**Dataset records:**
═══

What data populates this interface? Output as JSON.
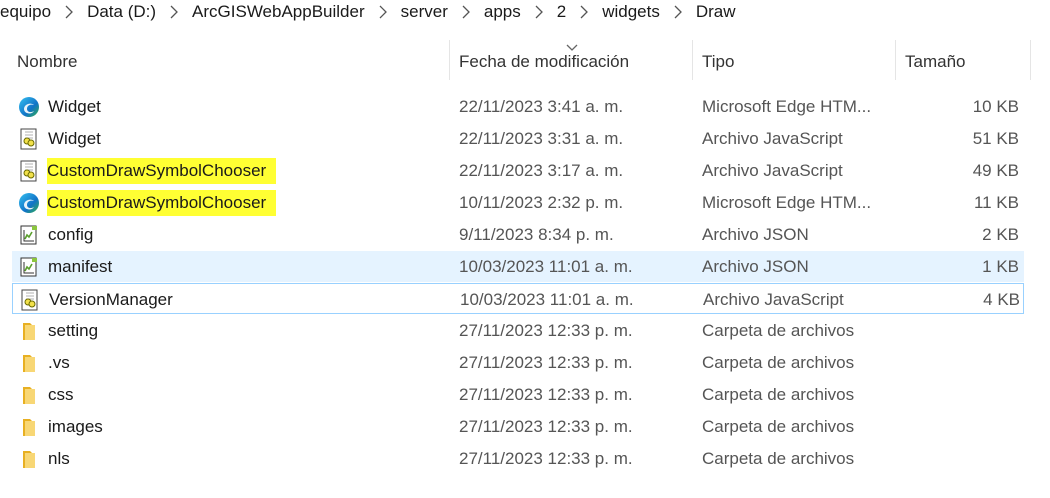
{
  "breadcrumb": [
    "equipo",
    "Data (D:)",
    "ArcGISWebAppBuilder",
    "server",
    "apps",
    "2",
    "widgets",
    "Draw"
  ],
  "columns": {
    "name": "Nombre",
    "date": "Fecha de modificación",
    "type": "Tipo",
    "size": "Tamaño"
  },
  "files": [
    {
      "name": "Widget",
      "date": "22/11/2023 3:41 a. m.",
      "type": "Microsoft Edge HTM...",
      "size": "10 KB",
      "icon": "edge-icon"
    },
    {
      "name": "Widget",
      "date": "22/11/2023 3:31 a. m.",
      "type": "Archivo JavaScript",
      "size": "51 KB",
      "icon": "javascript-file-icon"
    },
    {
      "name": "CustomDrawSymbolChooser",
      "date": "22/11/2023 3:17 a. m.",
      "type": "Archivo JavaScript",
      "size": "49 KB",
      "icon": "javascript-file-icon",
      "highlight": true
    },
    {
      "name": "CustomDrawSymbolChooser",
      "date": "10/11/2023 2:32 p. m.",
      "type": "Microsoft Edge HTM...",
      "size": "11 KB",
      "icon": "edge-icon",
      "highlight": true
    },
    {
      "name": "config",
      "date": "9/11/2023 8:34 p. m.",
      "type": "Archivo JSON",
      "size": "2 KB",
      "icon": "json-file-icon"
    },
    {
      "name": "manifest",
      "date": "10/03/2023 11:01 a. m.",
      "type": "Archivo JSON",
      "size": "1 KB",
      "icon": "json-file-icon",
      "state": "hover"
    },
    {
      "name": "VersionManager",
      "date": "10/03/2023 11:01 a. m.",
      "type": "Archivo JavaScript",
      "size": "4 KB",
      "icon": "javascript-file-icon",
      "state": "focus"
    },
    {
      "name": "setting",
      "date": "27/11/2023 12:33 p. m.",
      "type": "Carpeta de archivos",
      "size": "",
      "icon": "folder-icon"
    },
    {
      "name": ".vs",
      "date": "27/11/2023 12:33 p. m.",
      "type": "Carpeta de archivos",
      "size": "",
      "icon": "folder-icon"
    },
    {
      "name": "css",
      "date": "27/11/2023 12:33 p. m.",
      "type": "Carpeta de archivos",
      "size": "",
      "icon": "folder-icon"
    },
    {
      "name": "images",
      "date": "27/11/2023 12:33 p. m.",
      "type": "Carpeta de archivos",
      "size": "",
      "icon": "folder-icon"
    },
    {
      "name": "nls",
      "date": "27/11/2023 12:33 p. m.",
      "type": "Carpeta de archivos",
      "size": "",
      "icon": "folder-icon"
    }
  ],
  "colors": {
    "highlight": "#ffff33",
    "hover_row": "#e5f3ff",
    "focus_border": "#99d1ff",
    "folder": "#f4c542"
  }
}
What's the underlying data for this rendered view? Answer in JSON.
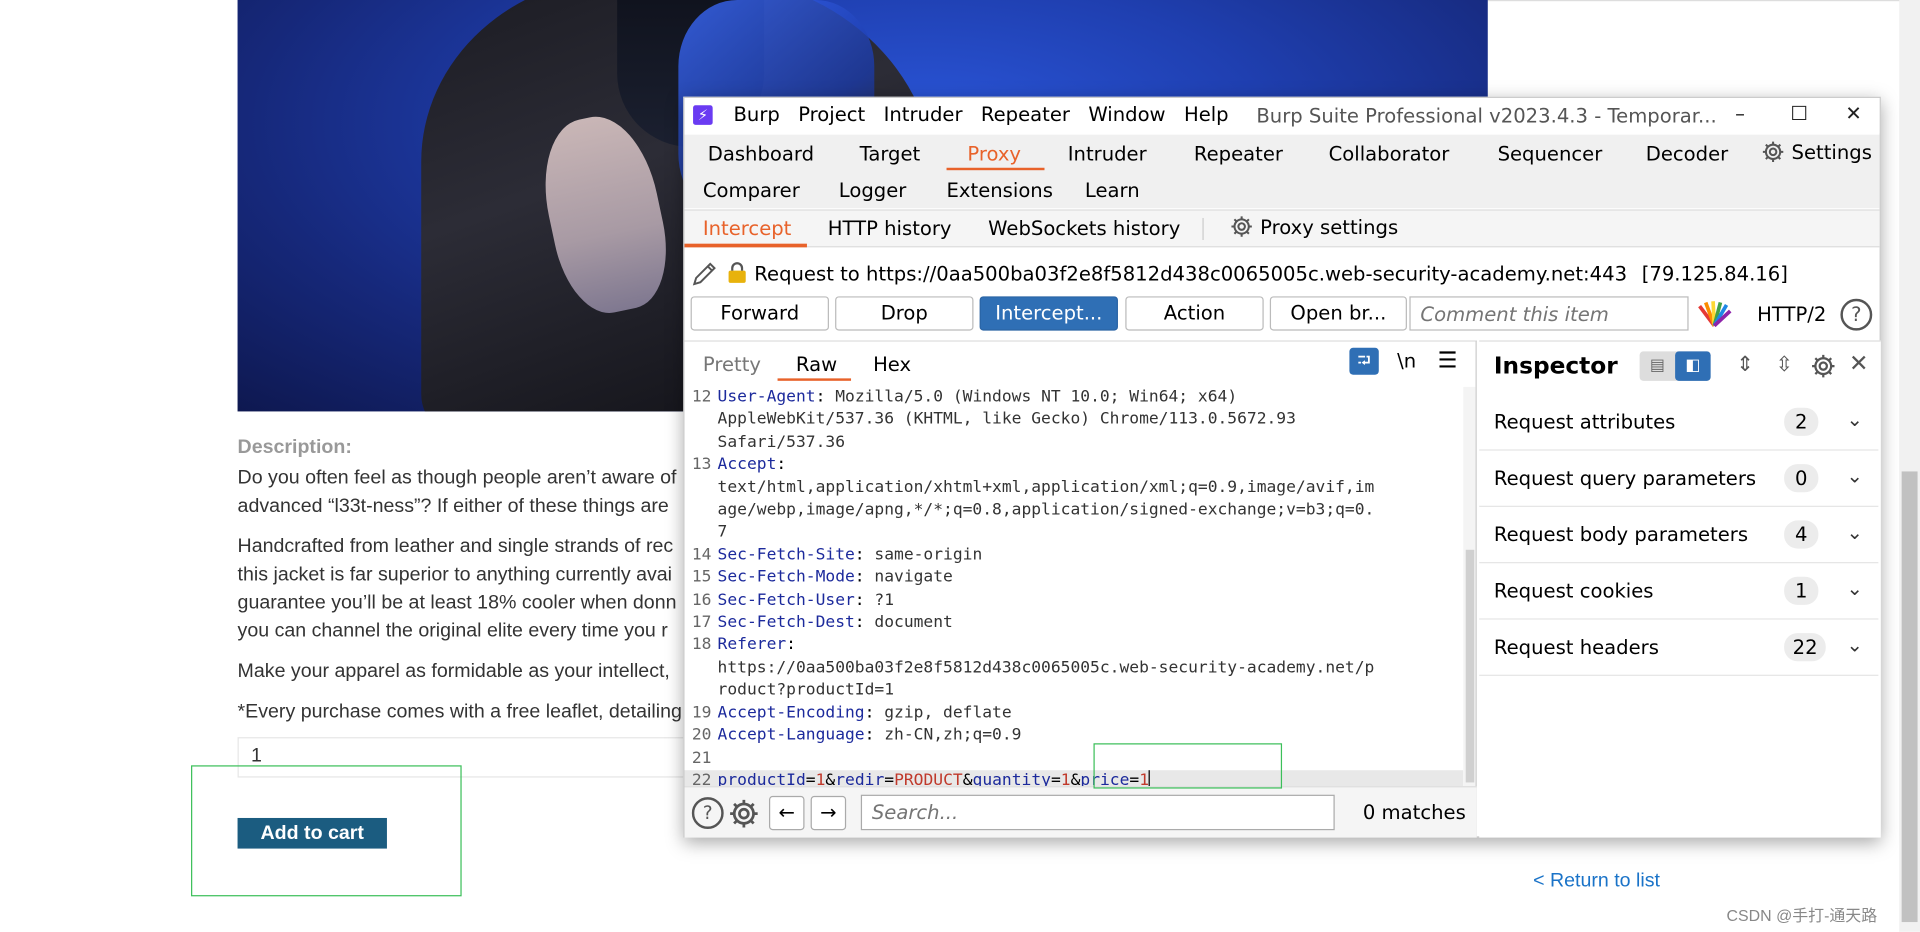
{
  "webpage": {
    "description_label": "Description:",
    "desc_lines": [
      "Do you often feel as though people aren’t aware of",
      "advanced “l33t-ness”? If either of these things are",
      "Handcrafted from leather and single strands of rec",
      "this jacket is far superior to anything currently avai",
      "guarantee you’ll be at least 18% cooler when donn",
      "you can channel the original elite every time you r",
      "Make your apparel as formidable as your intellect,",
      "*Every purchase comes with a free leaflet, detailing"
    ],
    "quantity_value": "1",
    "add_to_cart": "Add to cart",
    "return_link": "< Return to list",
    "watermark": "CSDN @手打-通天路"
  },
  "burp": {
    "logo_glyph": "⚡",
    "menu": [
      "Burp",
      "Project",
      "Intruder",
      "Repeater",
      "Window",
      "Help"
    ],
    "window_title": "Burp Suite Professional v2023.4.3 - Temporar...",
    "window_controls": {
      "minimize": "–",
      "maximize": "☐",
      "close": "✕"
    },
    "tabs_row1": [
      "Dashboard",
      "Target",
      "Proxy",
      "Intruder",
      "Repeater",
      "Collaborator",
      "Sequencer",
      "Decoder"
    ],
    "settings_label": "Settings",
    "tabs_row2": [
      "Comparer",
      "Logger",
      "Extensions",
      "Learn"
    ],
    "active_tab": "Proxy",
    "proxy_tabs": [
      "Intercept",
      "HTTP history",
      "WebSockets history"
    ],
    "proxy_settings": "Proxy settings",
    "request_line": "Request to https://0aa500ba03f2e8f5812d438c0065005c.web-security-academy.net:443",
    "request_ip": "[79.125.84.16]",
    "buttons": {
      "forward": "Forward",
      "drop": "Drop",
      "intercept": "Intercept...",
      "action": "Action",
      "open_browser": "Open br..."
    },
    "comment_placeholder": "Comment this item",
    "http_version": "HTTP/2",
    "view_tabs": [
      "Pretty",
      "Raw",
      "Hex"
    ],
    "newline_toggle": "\\n",
    "code": {
      "l12_num": "12",
      "l12_key": "User-Agent",
      "l12_val": " Mozilla/5.0 (Windows NT 10.0; Win64; x64)",
      "l12_cont1": "AppleWebKit/537.36 (KHTML, like Gecko) Chrome/113.0.5672.93",
      "l12_cont2": "Safari/537.36",
      "l13_num": "13",
      "l13_key": "Accept",
      "l13_cont1": "text/html,application/xhtml+xml,application/xml;q=0.9,image/avif,im",
      "l13_cont2": "age/webp,image/apng,*/*;q=0.8,application/signed-exchange;v=b3;q=0.",
      "l13_cont3": "7",
      "l14_num": "14",
      "l14_key": "Sec-Fetch-Site",
      "l14_val": " same-origin",
      "l15_num": "15",
      "l15_key": "Sec-Fetch-Mode",
      "l15_val": " navigate",
      "l16_num": "16",
      "l16_key": "Sec-Fetch-User",
      "l16_val": " ?1",
      "l17_num": "17",
      "l17_key": "Sec-Fetch-Dest",
      "l17_val": " document",
      "l18_num": "18",
      "l18_key": "Referer",
      "l18_cont1": "https://0aa500ba03f2e8f5812d438c0065005c.web-security-academy.net/p",
      "l18_cont2": "roduct?productId=1",
      "l19_num": "19",
      "l19_key": "Accept-Encoding",
      "l19_val": " gzip, deflate",
      "l20_num": "20",
      "l20_key": "Accept-Language",
      "l20_val": " zh-CN,zh;q=0.9",
      "l21_num": "21",
      "l22_num": "22",
      "body": {
        "k1": "productId",
        "v1": "1",
        "k2": "redir",
        "v2": "PRODUCT",
        "k3": "quantity",
        "v3": "1",
        "k4": "price",
        "v4": "1"
      }
    },
    "search_placeholder": "Search...",
    "matches": "0 matches",
    "inspector": {
      "title": "Inspector",
      "rows": [
        {
          "label": "Request attributes",
          "count": "2"
        },
        {
          "label": "Request query parameters",
          "count": "0"
        },
        {
          "label": "Request body parameters",
          "count": "4"
        },
        {
          "label": "Request cookies",
          "count": "1"
        },
        {
          "label": "Request headers",
          "count": "22"
        }
      ]
    }
  },
  "colors": {
    "accent": "#e8622a",
    "primary_button": "#2f6fb5",
    "header_key": "#1c2a9c",
    "param_value": "#c0392b",
    "highlight_box": "#3cbf5a"
  }
}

═══

**What you need to do:** Restate every record exactly, please; do not copy the pictures.

**Result for this exercise:**
What data populates this interface? Output as JSON.
{
  "breadcrumb": [
    "equipo",
    "Data (D:)",
    "ArcGISWebAppBuilder",
    "server",
    "apps",
    "2",
    "widgets",
    "Draw"
  ],
  "columns": {
    "name": "Nombre",
    "date": "Fecha de modificación",
    "type": "Tipo",
    "size": "Tamaño"
  },
  "files": [
    {
      "name": "Widget",
      "date": "22/11/2023 3:41 a. m.",
      "type": "Microsoft Edge HTM...",
      "size": "10 KB",
      "icon": "edge-icon"
    },
    {
      "name": "Widget",
      "date": "22/11/2023 3:31 a. m.",
      "type": "Archivo JavaScript",
      "size": "51 KB",
      "icon": "javascript-file-icon"
    },
    {
      "name": "CustomDrawSymbolChooser",
      "date": "22/11/2023 3:17 a. m.",
      "type": "Archivo JavaScript",
      "size": "49 KB",
      "icon": "javascript-file-icon",
      "highlight": true
    },
    {
      "name": "CustomDrawSymbolChooser",
      "date": "10/11/2023 2:32 p. m.",
      "type": "Microsoft Edge HTM...",
      "size": "11 KB",
      "icon": "edge-icon",
      "highlight": true
    },
    {
      "name": "config",
      "date": "9/11/2023 8:34 p. m.",
      "type": "Archivo JSON",
      "size": "2 KB",
      "icon": "json-file-icon"
    },
    {
      "name": "manifest",
      "date": "10/03/2023 11:01 a. m.",
      "type": "Archivo JSON",
      "size": "1 KB",
      "icon": "json-file-icon",
      "state": "hover"
    },
    {
      "name": "VersionManager",
      "date": "10/03/2023 11:01 a. m.",
      "type": "Archivo JavaScript",
      "size": "4 KB",
      "icon": "javascript-file-icon",
      "state": "focus"
    },
    {
      "name": "setting",
      "date": "27/11/2023 12:33 p. m.",
      "type": "Carpeta de archivos",
      "size": "",
      "icon": "folder-icon"
    },
    {
      "name": ".vs",
      "date": "27/11/2023 12:33 p. m.",
      "type": "Carpeta de archivos",
      "size": "",
      "icon": "folder-icon"
    },
    {
      "name": "css",
      "date": "27/11/2023 12:33 p. m.",
      "type": "Carpeta de archivos",
      "size": "",
      "icon": "folder-icon"
    },
    {
      "name": "images",
      "date": "27/11/2023 12:33 p. m.",
      "type": "Carpeta de archivos",
      "size": "",
      "icon": "folder-icon"
    },
    {
      "name": "nls",
      "date": "27/11/2023 12:33 p. m.",
      "type": "Carpeta de archivos",
      "size": "",
      "icon": "folder-icon"
    }
  ],
  "colors": {
    "highlight": "#ffff33",
    "hover_row": "#e5f3ff",
    "focus_border": "#99d1ff",
    "folder": "#f4c542"
  }
}
What's the underlying data for this rendered view? Answer in JSON.
{
  "webpage": {
    "description_label": "Description:",
    "desc_lines": [
      "Do you often feel as though people aren’t aware of",
      "advanced “l33t-ness”? If either of these things are",
      "Handcrafted from leather and single strands of rec",
      "this jacket is far superior to anything currently avai",
      "guarantee you’ll be at least 18% cooler when donn",
      "you can channel the original elite every time you r",
      "Make your apparel as formidable as your intellect,",
      "*Every purchase comes with a free leaflet, detailing"
    ],
    "quantity_value": "1",
    "add_to_cart": "Add to cart",
    "return_link": "< Return to list",
    "watermark": "CSDN @手打-通天路"
  },
  "burp": {
    "logo_glyph": "⚡",
    "menu": [
      "Burp",
      "Project",
      "Intruder",
      "Repeater",
      "Window",
      "Help"
    ],
    "window_title": "Burp Suite Professional v2023.4.3 - Temporar...",
    "window_controls": {
      "minimize": "–",
      "maximize": "☐",
      "close": "✕"
    },
    "tabs_row1": [
      "Dashboard",
      "Target",
      "Proxy",
      "Intruder",
      "Repeater",
      "Collaborator",
      "Sequencer",
      "Decoder"
    ],
    "settings_label": "Settings",
    "tabs_row2": [
      "Comparer",
      "Logger",
      "Extensions",
      "Learn"
    ],
    "active_tab": "Proxy",
    "proxy_tabs": [
      "Intercept",
      "HTTP history",
      "WebSockets history"
    ],
    "proxy_settings": "Proxy settings",
    "request_line": "Request to https://0aa500ba03f2e8f5812d438c0065005c.web-security-academy.net:443",
    "request_ip": "[79.125.84.16]",
    "buttons": {
      "forward": "Forward",
      "drop": "Drop",
      "intercept": "Intercept...",
      "action": "Action",
      "open_browser": "Open br..."
    },
    "comment_placeholder": "Comment this item",
    "http_version": "HTTP/2",
    "view_tabs": [
      "Pretty",
      "Raw",
      "Hex"
    ],
    "newline_toggle": "\\n",
    "code": {
      "l12_num": "12",
      "l12_key": "User-Agent",
      "l12_val": " Mozilla/5.0 (Windows NT 10.0; Win64; x64)",
      "l12_cont1": "AppleWebKit/537.36 (KHTML, like Gecko) Chrome/113.0.5672.93",
      "l12_cont2": "Safari/537.36",
      "l13_num": "13",
      "l13_key": "Accept",
      "l13_cont1": "text/html,application/xhtml+xml,application/xml;q=0.9,image/avif,im",
      "l13_cont2": "age/webp,image/apng,*/*;q=0.8,application/signed-exchange;v=b3;q=0.",
      "l13_cont3": "7",
      "l14_num": "14",
      "l14_key": "Sec-Fetch-Site",
      "l14_val": " same-origin",
      "l15_num": "15",
      "l15_key": "Sec-Fetch-Mode",
      "l15_val": " navigate",
      "l16_num": "16",
      "l16_key": "Sec-Fetch-User",
      "l16_val": " ?1",
      "l17_num": "17",
      "l17_key": "Sec-Fetch-Dest",
      "l17_val": " document",
      "l18_num": "18",
      "l18_key": "Referer",
      "l18_cont1": "https://0aa500ba03f2e8f5812d438c0065005c.web-security-academy.net/p",
      "l18_cont2": "roduct?productId=1",
      "l19_num": "19",
      "l19_key": "Accept-Encoding",
      "l19_val": " gzip, deflate",
      "l20_num": "20",
      "l20_key": "Accept-Language",
      "l20_val": " zh-CN,zh;q=0.9",
      "l21_num": "21",
      "l22_num": "22",
      "body": {
        "k1": "productId",
        "v1": "1",
        "k2": "redir",
        "v2": "PRODUCT",
        "k3": "quantity",
        "v3": "1",
        "k4": "price",
        "v4": "1"
      }
    },
    "search_placeholder": "Search...",
    "matches": "0 matches",
    "inspector": {
      "title": "Inspector",
      "rows": [
        {
          "label": "Request attributes",
          "count": "2"
        },
        {
          "label": "Request query parameters",
          "count": "0"
        },
        {
          "label": "Request body parameters",
          "count": "4"
        },
        {
          "label": "Request cookies",
          "count": "1"
        },
        {
          "label": "Request headers",
          "count": "22"
        }
      ]
    }
  },
  "colors": {
    "accent": "#e8622a",
    "primary_button": "#2f6fb5",
    "header_key": "#1c2a9c",
    "param_value": "#c0392b",
    "highlight_box": "#3cbf5a"
  }
}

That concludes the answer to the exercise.